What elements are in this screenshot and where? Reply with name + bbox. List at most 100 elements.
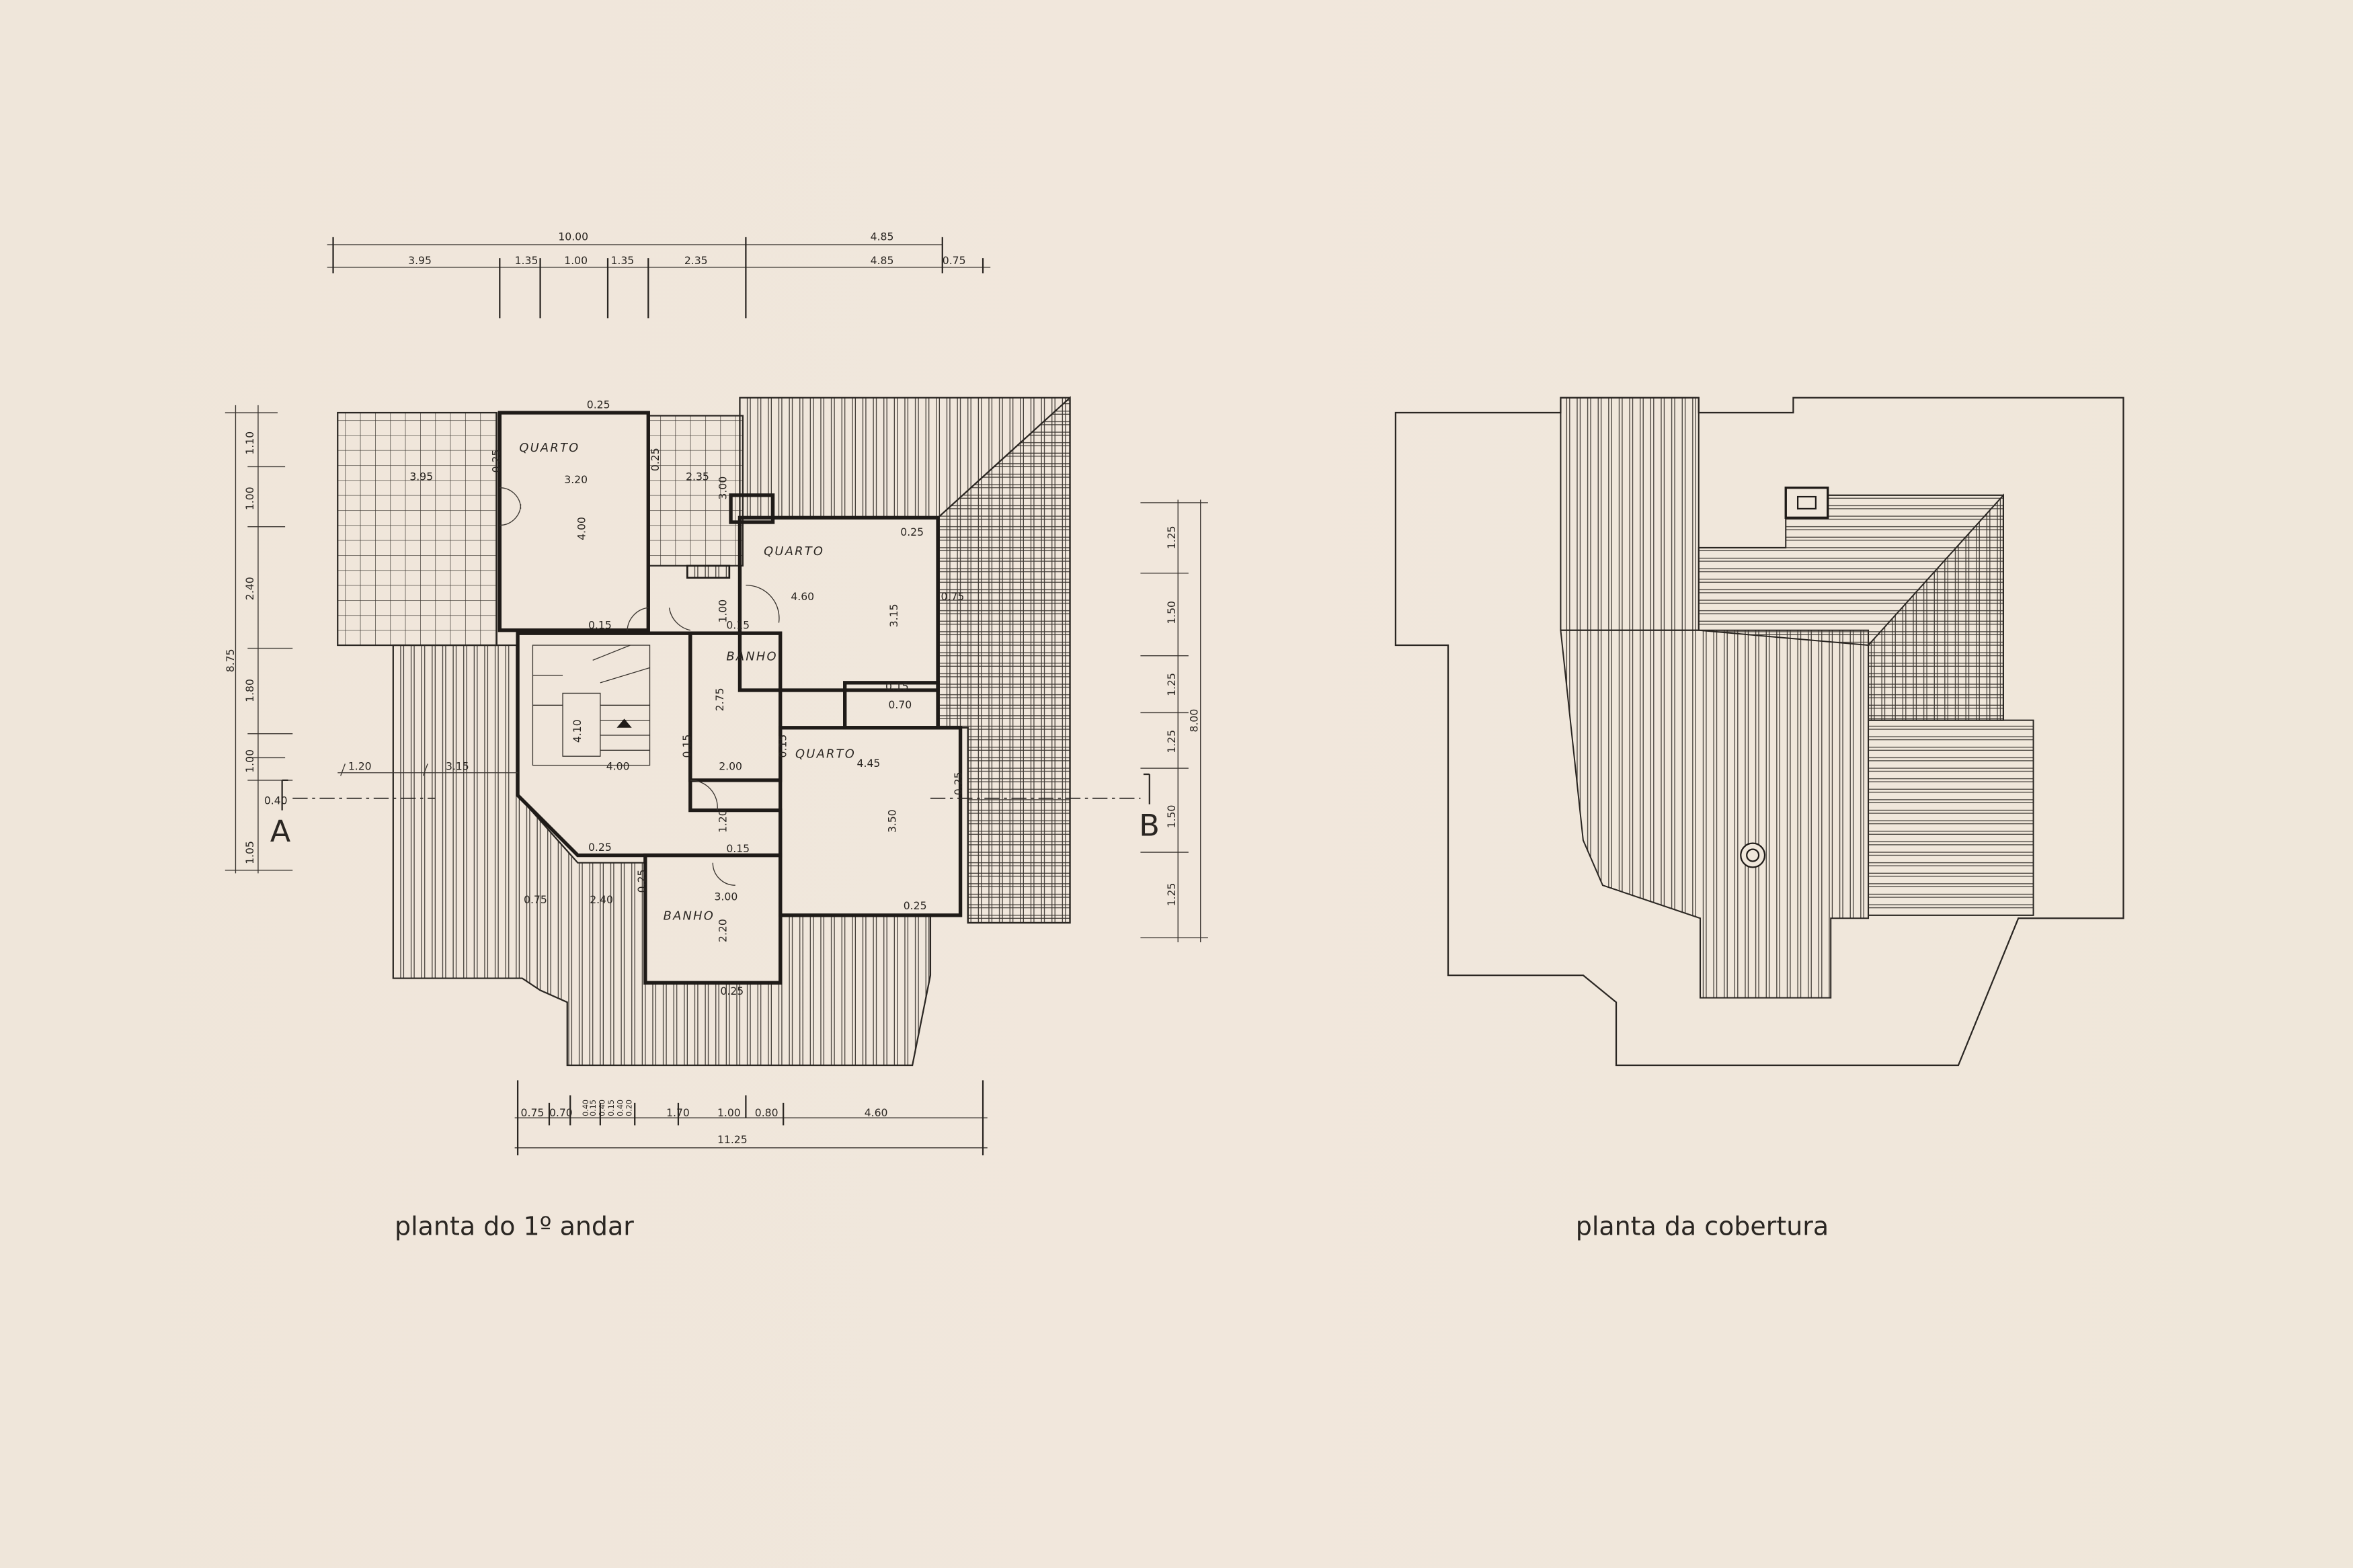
dim-label: 3.95 bbox=[409, 470, 433, 483]
dim-label: 3.15 bbox=[888, 604, 900, 627]
room-label-quarto: QUARTO bbox=[519, 441, 580, 455]
dim-label: 0.25 bbox=[904, 900, 927, 912]
dim-label: 4.60 bbox=[791, 591, 814, 603]
dim-bottom: 1.70 bbox=[666, 1107, 690, 1119]
dim-right-total: 8.00 bbox=[1188, 709, 1200, 733]
door-swings bbox=[500, 487, 780, 886]
dim-left-total: 8.75 bbox=[225, 649, 237, 672]
dim-top: 1.35 bbox=[610, 255, 634, 267]
dim-label: 0.25 bbox=[649, 448, 662, 471]
dim-bottom: 0.40 bbox=[582, 1100, 590, 1116]
room-label-banho: BANHO bbox=[726, 649, 777, 663]
tiled-patio bbox=[647, 415, 744, 567]
roof-slope bbox=[1560, 397, 1700, 631]
dim-top-overall: 10.00 bbox=[558, 231, 588, 243]
dim-bottom-total: 11.25 bbox=[717, 1134, 748, 1146]
dim-bottom: 0.40 bbox=[616, 1100, 625, 1116]
tiled-terrace-west bbox=[337, 411, 497, 647]
dim-bottom: 0.40 bbox=[598, 1100, 607, 1116]
dim-top: 4.85 bbox=[871, 255, 894, 267]
dim-label: 0.25 bbox=[587, 399, 610, 411]
dim-left: 1.00 bbox=[244, 487, 256, 510]
dim-right: 1.25 bbox=[1166, 526, 1178, 549]
bottom-dimensions: 0.75 0.70 0.40 0.15 0.40 0.15 0.40 0.20 … bbox=[514, 1080, 988, 1155]
dim-label: 0.75 bbox=[941, 591, 965, 603]
dim-label: 4.10 bbox=[571, 719, 584, 743]
interior-dimensions: 3.95 3.20 4.00 2.35 3.00 0.25 0.25 0.25 … bbox=[337, 399, 965, 997]
dim-top: 2.35 bbox=[684, 255, 708, 267]
dim-bottom: 0.70 bbox=[549, 1107, 573, 1119]
room-label-banho: BANHO bbox=[664, 909, 715, 923]
dim-bottom: 0.15 bbox=[607, 1100, 616, 1116]
dim-label: 2.20 bbox=[717, 919, 729, 942]
chimney-flue bbox=[1796, 495, 1817, 510]
dim-right: 1.50 bbox=[1166, 601, 1178, 624]
skylight-icon bbox=[1740, 842, 1766, 868]
dim-label: 0.70 bbox=[888, 699, 912, 711]
dim-left: 1.05 bbox=[244, 841, 256, 864]
dim-label: 3.15 bbox=[446, 760, 469, 772]
dim-label: 0.25 bbox=[588, 841, 612, 854]
stair-up-arrow-icon bbox=[616, 718, 632, 728]
dim-label: 0.75 bbox=[524, 894, 547, 906]
dim-label: 3.00 bbox=[717, 477, 729, 500]
dim-label: 4.00 bbox=[576, 517, 588, 540]
dim-label: 4.00 bbox=[606, 760, 630, 772]
dim-right: 1.25 bbox=[1166, 883, 1178, 907]
dim-label: 0.15 bbox=[777, 735, 789, 758]
walls bbox=[497, 411, 963, 985]
dim-label: 2.00 bbox=[719, 760, 742, 772]
plan-title: planta do 1º andar bbox=[395, 1211, 634, 1241]
right-dimensions: 1.25 1.50 1.25 1.25 1.50 1.25 8.00 bbox=[1140, 499, 1208, 942]
dim-bottom: 0.75 bbox=[521, 1107, 545, 1119]
dim-label: 2.75 bbox=[714, 688, 726, 711]
dim-label: 0.15 bbox=[726, 843, 750, 855]
dim-left: 0.40 bbox=[264, 795, 288, 807]
section-line: A B bbox=[270, 773, 1160, 849]
dim-top: 1.00 bbox=[564, 255, 588, 267]
roof-slope bbox=[1560, 629, 1870, 999]
dim-label: 0.25 bbox=[953, 772, 965, 795]
dim-left: 1.10 bbox=[244, 431, 256, 455]
plan-title: planta da cobertura bbox=[1576, 1211, 1829, 1241]
dim-left: 2.40 bbox=[244, 577, 256, 600]
dim-bottom: 1.00 bbox=[717, 1107, 741, 1119]
dim-right: 1.25 bbox=[1166, 730, 1178, 753]
dim-label: 0.15 bbox=[681, 735, 693, 758]
dim-bottom: 0.20 bbox=[625, 1100, 634, 1116]
balustrade bbox=[686, 565, 731, 579]
dim-label: 1.20 bbox=[717, 809, 729, 833]
dim-label: 3.50 bbox=[887, 809, 899, 833]
dim-bottom: 0.15 bbox=[589, 1100, 598, 1116]
left-dimensions: 8.75 1.10 1.00 2.40 1.80 1.00 0.40 1.05 bbox=[225, 405, 293, 874]
dim-label: 0.25 bbox=[900, 526, 924, 538]
dim-label: 0.15 bbox=[588, 619, 612, 631]
dim-label: 3.20 bbox=[564, 474, 588, 486]
dim-top: 3.95 bbox=[408, 255, 432, 267]
dim-label: 0.25 bbox=[490, 450, 502, 473]
dim-top: 0.75 bbox=[943, 255, 966, 267]
chimney bbox=[1784, 486, 1829, 519]
top-dimensions: 10.00 4.85 3.95 1.35 1.00 1.35 2.35 4.85… bbox=[327, 231, 991, 319]
dim-right: 1.25 bbox=[1166, 673, 1178, 696]
dim-label: 2.35 bbox=[686, 470, 709, 483]
room-label-quarto: QUARTO bbox=[795, 747, 856, 761]
dim-top: 1.35 bbox=[515, 255, 539, 267]
dim-label: 1.20 bbox=[348, 760, 372, 772]
section-marker-b: B bbox=[1139, 809, 1160, 843]
dim-bottom: 4.60 bbox=[865, 1107, 888, 1119]
dim-left: 1.00 bbox=[244, 749, 256, 773]
dim-left: 1.80 bbox=[244, 679, 256, 702]
roof-plan: planta da cobertura bbox=[1394, 397, 2124, 1241]
dim-label: 2.40 bbox=[590, 894, 613, 906]
roof-slope bbox=[1868, 719, 2034, 916]
dim-label: 0.15 bbox=[726, 619, 750, 631]
room-label-quarto: QUARTO bbox=[764, 544, 824, 559]
section-marker-a: A bbox=[270, 814, 291, 849]
dim-label: 1.00 bbox=[717, 600, 729, 623]
dim-label: 3.00 bbox=[714, 891, 737, 903]
dim-label: 0.25 bbox=[720, 985, 744, 997]
chimney bbox=[729, 493, 775, 524]
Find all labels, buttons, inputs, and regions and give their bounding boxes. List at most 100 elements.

-------

Can you reproduce all of the records above word for word, leaving the pictures out?

### RESULT FOR THIS EXERCISE
What elements are in this screenshot and where? Reply with name + bbox. List at most 100 elements.
dim-label: 3.95 bbox=[409, 470, 433, 483]
dim-label: 3.15 bbox=[888, 604, 900, 627]
room-label-quarto: QUARTO bbox=[519, 441, 580, 455]
dim-label: 0.25 bbox=[904, 900, 927, 912]
dim-label: 4.60 bbox=[791, 591, 814, 603]
dim-bottom: 1.70 bbox=[666, 1107, 690, 1119]
dim-right-total: 8.00 bbox=[1188, 709, 1200, 733]
door-swings bbox=[500, 487, 780, 886]
dim-left-total: 8.75 bbox=[225, 649, 237, 672]
dim-top: 1.35 bbox=[610, 255, 634, 267]
dim-label: 0.25 bbox=[649, 448, 662, 471]
dim-bottom: 0.40 bbox=[582, 1100, 590, 1116]
room-label-banho: BANHO bbox=[726, 649, 777, 663]
tiled-patio bbox=[647, 415, 744, 567]
roof-slope bbox=[1560, 397, 1700, 631]
dim-top-overall: 10.00 bbox=[558, 231, 588, 243]
dim-bottom-total: 11.25 bbox=[717, 1134, 748, 1146]
dim-bottom: 0.40 bbox=[616, 1100, 625, 1116]
tiled-terrace-west bbox=[337, 411, 497, 647]
dim-bottom: 0.40 bbox=[598, 1100, 607, 1116]
dim-top: 4.85 bbox=[871, 255, 894, 267]
dim-label: 0.25 bbox=[587, 399, 610, 411]
dim-left: 1.00 bbox=[244, 487, 256, 510]
dim-right: 1.25 bbox=[1166, 526, 1178, 549]
bottom-dimensions: 0.75 0.70 0.40 0.15 0.40 0.15 0.40 0.20 … bbox=[514, 1080, 988, 1155]
dim-label: 0.75 bbox=[941, 591, 965, 603]
dim-label: 4.10 bbox=[571, 719, 584, 743]
interior-dimensions: 3.95 3.20 4.00 2.35 3.00 0.25 0.25 0.25 … bbox=[337, 399, 965, 997]
dim-top: 2.35 bbox=[684, 255, 708, 267]
dim-bottom: 0.70 bbox=[549, 1107, 573, 1119]
room-label-banho: BANHO bbox=[664, 909, 715, 923]
dim-bottom: 0.15 bbox=[607, 1100, 616, 1116]
dim-label: 2.20 bbox=[717, 919, 729, 942]
chimney-flue bbox=[1796, 495, 1817, 510]
dim-right: 1.50 bbox=[1166, 601, 1178, 624]
skylight-icon bbox=[1740, 842, 1766, 868]
dim-label: 0.70 bbox=[888, 699, 912, 711]
dim-left: 1.05 bbox=[244, 841, 256, 864]
dim-label: 3.15 bbox=[446, 760, 469, 772]
dim-label: 0.25 bbox=[588, 841, 612, 854]
stair-up-arrow-icon bbox=[616, 718, 632, 728]
dim-label: 0.75 bbox=[524, 894, 547, 906]
dim-label: 3.00 bbox=[717, 477, 729, 500]
dim-label: 4.00 bbox=[576, 517, 588, 540]
dim-label: 4.00 bbox=[606, 760, 630, 772]
dim-right: 1.25 bbox=[1166, 883, 1178, 907]
dim-label: 0.15 bbox=[777, 735, 789, 758]
walls bbox=[497, 411, 963, 985]
dim-label: 2.00 bbox=[719, 760, 742, 772]
plan-title: planta do 1º andar bbox=[395, 1211, 634, 1241]
right-dimensions: 1.25 1.50 1.25 1.25 1.50 1.25 8.00 bbox=[1140, 499, 1208, 942]
dim-bottom: 0.75 bbox=[521, 1107, 545, 1119]
dim-label: 2.75 bbox=[714, 688, 726, 711]
dim-label: 0.15 bbox=[726, 843, 750, 855]
dim-left: 0.40 bbox=[264, 795, 288, 807]
section-line: A B bbox=[270, 773, 1160, 849]
dim-top: 1.00 bbox=[564, 255, 588, 267]
roof-slope bbox=[1560, 629, 1870, 999]
dim-label: 0.25 bbox=[953, 772, 965, 795]
dim-left: 1.10 bbox=[244, 431, 256, 455]
plan-title: planta da cobertura bbox=[1576, 1211, 1829, 1241]
dim-left: 2.40 bbox=[244, 577, 256, 600]
dim-bottom: 1.00 bbox=[717, 1107, 741, 1119]
dim-right: 1.25 bbox=[1166, 730, 1178, 753]
dim-label: 0.15 bbox=[681, 735, 693, 758]
dim-bottom: 0.20 bbox=[625, 1100, 634, 1116]
balustrade bbox=[686, 565, 731, 579]
dim-label: 1.20 bbox=[717, 809, 729, 833]
dim-label: 3.50 bbox=[887, 809, 899, 833]
dim-bottom: 0.15 bbox=[589, 1100, 598, 1116]
left-dimensions: 8.75 1.10 1.00 2.40 1.80 1.00 0.40 1.05 bbox=[225, 405, 293, 874]
dim-label: 0.25 bbox=[900, 526, 924, 538]
dim-label: 0.15 bbox=[588, 619, 612, 631]
dim-label: 3.20 bbox=[564, 474, 588, 486]
dim-top: 3.95 bbox=[408, 255, 432, 267]
dim-label: 0.25 bbox=[490, 450, 502, 473]
dim-top: 0.75 bbox=[943, 255, 966, 267]
chimney bbox=[1784, 486, 1829, 519]
top-dimensions: 10.00 4.85 3.95 1.35 1.00 1.35 2.35 4.85… bbox=[327, 231, 991, 319]
dim-right: 1.25 bbox=[1166, 673, 1178, 696]
dim-label: 2.35 bbox=[686, 470, 709, 483]
room-label-quarto: QUARTO bbox=[795, 747, 856, 761]
dim-top: 1.35 bbox=[515, 255, 539, 267]
dim-label: 1.20 bbox=[348, 760, 372, 772]
section-marker-b: B bbox=[1139, 809, 1160, 843]
dim-bottom: 4.60 bbox=[865, 1107, 888, 1119]
dim-left: 1.00 bbox=[244, 749, 256, 773]
dim-left: 1.80 bbox=[244, 679, 256, 702]
roof-plan: planta da cobertura bbox=[1394, 397, 2124, 1241]
dim-label: 2.40 bbox=[590, 894, 613, 906]
roof-slope bbox=[1868, 719, 2034, 916]
dim-label: 0.15 bbox=[726, 619, 750, 631]
room-label-quarto: QUARTO bbox=[764, 544, 824, 559]
section-marker-a: A bbox=[270, 814, 291, 849]
dim-label: 1.00 bbox=[717, 600, 729, 623]
dim-label: 3.00 bbox=[714, 891, 737, 903]
dim-label: 0.25 bbox=[720, 985, 744, 997]
chimney bbox=[729, 493, 775, 524]
Find all labels, buttons, inputs, and regions and give their bounding boxes. List at most 100 elements.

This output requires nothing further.